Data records
-------
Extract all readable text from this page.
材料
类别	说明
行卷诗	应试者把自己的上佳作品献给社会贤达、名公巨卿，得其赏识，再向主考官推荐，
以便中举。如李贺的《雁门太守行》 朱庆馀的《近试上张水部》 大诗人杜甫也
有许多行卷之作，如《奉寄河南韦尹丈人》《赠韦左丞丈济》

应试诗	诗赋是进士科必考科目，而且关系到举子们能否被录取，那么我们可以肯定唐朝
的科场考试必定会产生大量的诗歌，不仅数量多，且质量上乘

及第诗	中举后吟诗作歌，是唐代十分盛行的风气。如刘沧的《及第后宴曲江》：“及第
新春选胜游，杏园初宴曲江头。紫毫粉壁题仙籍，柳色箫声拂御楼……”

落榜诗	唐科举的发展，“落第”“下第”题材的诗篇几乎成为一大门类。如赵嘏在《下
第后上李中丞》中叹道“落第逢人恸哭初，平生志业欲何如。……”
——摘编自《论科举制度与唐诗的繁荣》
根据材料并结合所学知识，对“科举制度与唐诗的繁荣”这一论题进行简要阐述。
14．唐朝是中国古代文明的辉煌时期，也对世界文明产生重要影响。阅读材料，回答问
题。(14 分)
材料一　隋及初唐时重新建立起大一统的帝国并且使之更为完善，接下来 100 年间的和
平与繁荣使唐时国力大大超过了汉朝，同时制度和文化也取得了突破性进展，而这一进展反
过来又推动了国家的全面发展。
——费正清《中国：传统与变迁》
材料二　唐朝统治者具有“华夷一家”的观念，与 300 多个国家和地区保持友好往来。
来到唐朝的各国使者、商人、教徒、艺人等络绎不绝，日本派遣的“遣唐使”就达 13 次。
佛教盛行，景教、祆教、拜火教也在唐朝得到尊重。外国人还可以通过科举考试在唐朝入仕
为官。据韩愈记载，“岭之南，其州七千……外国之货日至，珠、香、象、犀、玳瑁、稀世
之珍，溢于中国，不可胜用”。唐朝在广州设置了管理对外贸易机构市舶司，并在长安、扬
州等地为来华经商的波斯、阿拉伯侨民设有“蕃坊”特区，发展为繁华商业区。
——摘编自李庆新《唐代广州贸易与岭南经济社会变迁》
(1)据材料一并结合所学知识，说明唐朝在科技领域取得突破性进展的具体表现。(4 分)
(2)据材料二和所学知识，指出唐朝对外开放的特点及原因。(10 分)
-------
Your goal:
Output the records above in their entirety, exactly.

Reply:
Extract all readable text from this page.
材料
类别	说明
行卷诗	应试者把自己的上佳作品献给社会贤达、名公巨卿，得其赏识，再向主考官推荐，
以便中举。如李贺的《雁门太守行》 朱庆馀的《近试上张水部》 大诗人杜甫也
有许多行卷之作，如《奉寄河南韦尹丈人》《赠韦左丞丈济》

应试诗	诗赋是进士科必考科目，而且关系到举子们能否被录取，那么我们可以肯定唐朝
的科场考试必定会产生大量的诗歌，不仅数量多，且质量上乘

及第诗	中举后吟诗作歌，是唐代十分盛行的风气。如刘沧的《及第后宴曲江》：“及第
新春选胜游，杏园初宴曲江头。紫毫粉壁题仙籍，柳色箫声拂御楼……”

落榜诗	唐科举的发展，“落第”“下第”题材的诗篇几乎成为一大门类。如赵嘏在《下
第后上李中丞》中叹道“落第逢人恸哭初，平生志业欲何如。……”
——摘编自《论科举制度与唐诗的繁荣》
根据材料并结合所学知识，对“科举制度与唐诗的繁荣”这一论题进行简要阐述。
14．唐朝是中国古代文明的辉煌时期，也对世界文明产生重要影响。阅读材料，回答问
题。(14 分)
材料一　隋及初唐时重新建立起大一统的帝国并且使之更为完善，接下来 100 年间的和
平与繁荣使唐时国力大大超过了汉朝，同时制度和文化也取得了突破性进展，而这一进展反
过来又推动了国家的全面发展。
——费正清《中国：传统与变迁》
材料二　唐朝统治者具有“华夷一家”的观念，与 300 多个国家和地区保持友好往来。
来到唐朝的各国使者、商人、教徒、艺人等络绎不绝，日本派遣的“遣唐使”就达 13 次。
佛教盛行，景教、祆教、拜火教也在唐朝得到尊重。外国人还可以通过科举考试在唐朝入仕
为官。据韩愈记载，“岭之南，其州七千……外国之货日至，珠、香、象、犀、玳瑁、稀世
之珍，溢于中国，不可胜用”。唐朝在广州设置了管理对外贸易机构市舶司，并在长安、扬
州等地为来华经商的波斯、阿拉伯侨民设有“蕃坊”特区，发展为繁华商业区。
——摘编自李庆新《唐代广州贸易与岭南经济社会变迁》
(1)据材料一并结合所学知识，说明唐朝在科技领域取得突破性进展的具体表现。(4 分)
(2)据材料二和所学知识，指出唐朝对外开放的特点及原因。(10 分)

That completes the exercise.